__EXERCISE DIRECTIONS__. Select the lines that hold the word "participation" and copy each one.

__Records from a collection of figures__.
<<<<
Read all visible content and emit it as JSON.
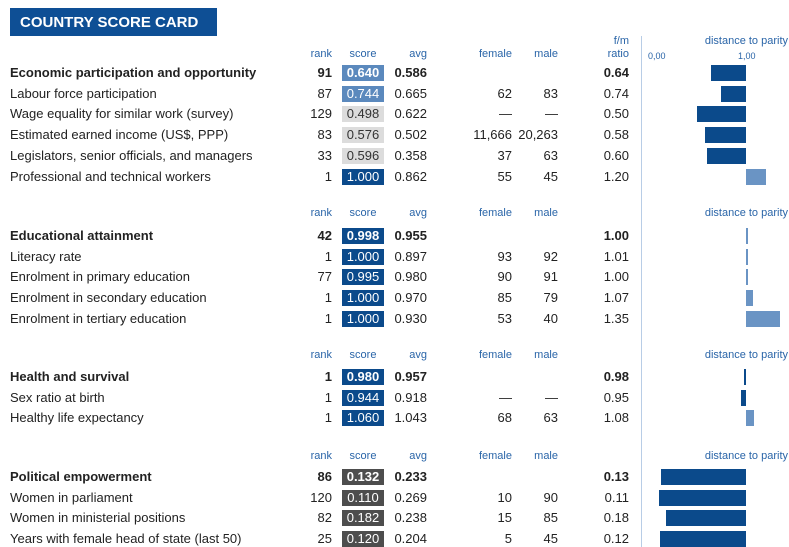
{
  "header": {
    "title": "COUNTRY SCORE CARD"
  },
  "columns": {
    "rank": "rank",
    "score": "score",
    "avg": "avg",
    "female": "female",
    "male": "male",
    "ratio": [
      "f/m",
      "ratio"
    ],
    "parity": "distance to parity",
    "axis": [
      {
        "value": 0,
        "label": "0,00"
      },
      {
        "value": 1,
        "label": "1,00"
      }
    ]
  },
  "colors": {
    "below": "#0b4a8b",
    "above": "#6a94c4"
  },
  "sections": [
    {
      "rows": [
        {
          "label": "Economic participation and opportunity",
          "rank": "91",
          "score": "0.640",
          "avg": "0.586",
          "female": null,
          "male": null,
          "ratio": "0.64",
          "score_color": "#5b89bd"
        },
        {
          "label": "Labour force participation",
          "rank": "87",
          "score": "0.744",
          "avg": "0.665",
          "female": "62",
          "male": "83",
          "ratio": "0.74",
          "score_color": "#5b89bd"
        },
        {
          "label": "Wage equality for similar work (survey)",
          "rank": "129",
          "score": "0.498",
          "avg": "0.622",
          "female": "—",
          "male": "—",
          "ratio": "0.50",
          "score_color": "#dcdcdc"
        },
        {
          "label": "Estimated earned income (US$, PPP)",
          "rank": "83",
          "score": "0.576",
          "avg": "0.502",
          "female": "11,666",
          "male": "20,263",
          "ratio": "0.58",
          "score_color": "#dcdcdc"
        },
        {
          "label": "Legislators, senior officials, and managers",
          "rank": "33",
          "score": "0.596",
          "avg": "0.358",
          "female": "37",
          "male": "63",
          "ratio": "0.60",
          "score_color": "#dcdcdc"
        },
        {
          "label": "Professional and technical workers",
          "rank": "1",
          "score": "1.000",
          "avg": "0.862",
          "female": "55",
          "male": "45",
          "ratio": "1.20",
          "score_color": "#0b4a8b"
        }
      ]
    },
    {
      "rows": [
        {
          "label": "Educational attainment",
          "rank": "42",
          "score": "0.998",
          "avg": "0.955",
          "female": null,
          "male": null,
          "ratio": "1.00",
          "score_color": "#0b4a8b"
        },
        {
          "label": "Literacy rate",
          "rank": "1",
          "score": "1.000",
          "avg": "0.897",
          "female": "93",
          "male": "92",
          "ratio": "1.01",
          "score_color": "#0b4a8b"
        },
        {
          "label": "Enrolment in primary education",
          "rank": "77",
          "score": "0.995",
          "avg": "0.980",
          "female": "90",
          "male": "91",
          "ratio": "1.00",
          "score_color": "#0b4a8b"
        },
        {
          "label": "Enrolment in secondary education",
          "rank": "1",
          "score": "1.000",
          "avg": "0.970",
          "female": "85",
          "male": "79",
          "ratio": "1.07",
          "score_color": "#0b4a8b"
        },
        {
          "label": "Enrolment in tertiary education",
          "rank": "1",
          "score": "1.000",
          "avg": "0.930",
          "female": "53",
          "male": "40",
          "ratio": "1.35",
          "score_color": "#0b4a8b"
        }
      ]
    },
    {
      "rows": [
        {
          "label": "Health and survival",
          "rank": "1",
          "score": "0.980",
          "avg": "0.957",
          "female": null,
          "male": null,
          "ratio": "0.98",
          "score_color": "#0b4a8b"
        },
        {
          "label": "Sex ratio at birth",
          "rank": "1",
          "score": "0.944",
          "avg": "0.918",
          "female": "—",
          "male": "—",
          "ratio": "0.95",
          "score_color": "#0b4a8b"
        },
        {
          "label": "Healthy life expectancy",
          "rank": "1",
          "score": "1.060",
          "avg": "1.043",
          "female": "68",
          "male": "63",
          "ratio": "1.08",
          "score_color": "#0b4a8b"
        }
      ]
    },
    {
      "rows": [
        {
          "label": "Political empowerment",
          "rank": "86",
          "score": "0.132",
          "avg": "0.233",
          "female": null,
          "male": null,
          "ratio": "0.13",
          "score_color": "#4d4d4d"
        },
        {
          "label": "Women in parliament",
          "rank": "120",
          "score": "0.110",
          "avg": "0.269",
          "female": "10",
          "male": "90",
          "ratio": "0.11",
          "score_color": "#4d4d4d"
        },
        {
          "label": "Women in ministerial positions",
          "rank": "82",
          "score": "0.182",
          "avg": "0.238",
          "female": "15",
          "male": "85",
          "ratio": "0.18",
          "score_color": "#4d4d4d"
        },
        {
          "label": "Years with female head of state (last 50)",
          "rank": "25",
          "score": "0.120",
          "avg": "0.204",
          "female": "5",
          "male": "45",
          "ratio": "0.12",
          "score_color": "#4d4d4d"
        }
      ]
    }
  ]
}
>>>>
__OUTPUT__.
          "label": "Economic participation and opportunity",
          "label": "Labour force participation",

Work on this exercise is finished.